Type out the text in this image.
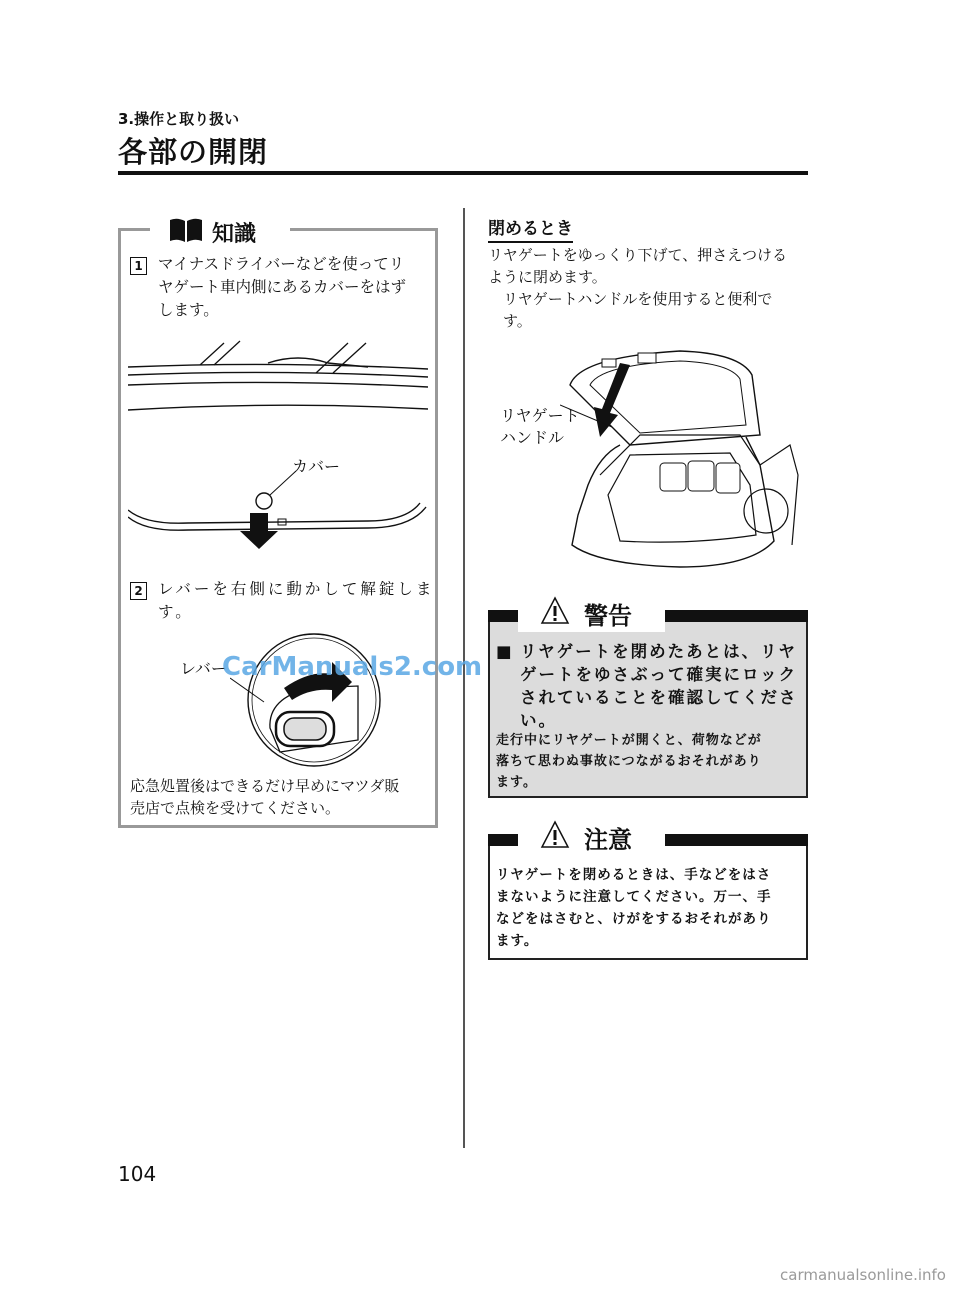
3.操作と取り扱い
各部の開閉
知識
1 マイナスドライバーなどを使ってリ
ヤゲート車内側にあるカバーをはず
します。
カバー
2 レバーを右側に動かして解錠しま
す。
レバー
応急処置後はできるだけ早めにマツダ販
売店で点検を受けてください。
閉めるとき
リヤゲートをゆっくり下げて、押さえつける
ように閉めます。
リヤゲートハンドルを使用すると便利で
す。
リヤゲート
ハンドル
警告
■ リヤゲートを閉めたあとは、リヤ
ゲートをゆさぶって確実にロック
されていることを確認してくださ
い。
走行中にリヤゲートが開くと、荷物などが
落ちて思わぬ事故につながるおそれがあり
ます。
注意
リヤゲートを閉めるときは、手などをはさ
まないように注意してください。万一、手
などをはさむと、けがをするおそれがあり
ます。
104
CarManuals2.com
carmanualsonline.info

* _Written task_
Write the entries above out in full, exactly, with no images.

* _Result of this exercise_
Type out the text in this image.
3.操作と取り扱い
各部の開閉
知識
1 マイナスドライバーなどを使ってリ
ヤゲート車内側にあるカバーをはず
します。
カバー
2 レバーを右側に動かして解錠しま
す。
レバー
応急処置後はできるだけ早めにマツダ販
売店で点検を受けてください。
閉めるとき
リヤゲートをゆっくり下げて、押さえつける
ように閉めます。
リヤゲートハンドルを使用すると便利で
す。
リヤゲート
ハンドル
警告
■ リヤゲートを閉めたあとは、リヤ
ゲートをゆさぶって確実にロック
されていることを確認してくださ
い。
走行中にリヤゲートが開くと、荷物などが
落ちて思わぬ事故につながるおそれがあり
ます。
注意
リヤゲートを閉めるときは、手などをはさ
まないように注意してください。万一、手
などをはさむと、けがをするおそれがあり
ます。
104
CarManuals2.com
carmanualsonline.info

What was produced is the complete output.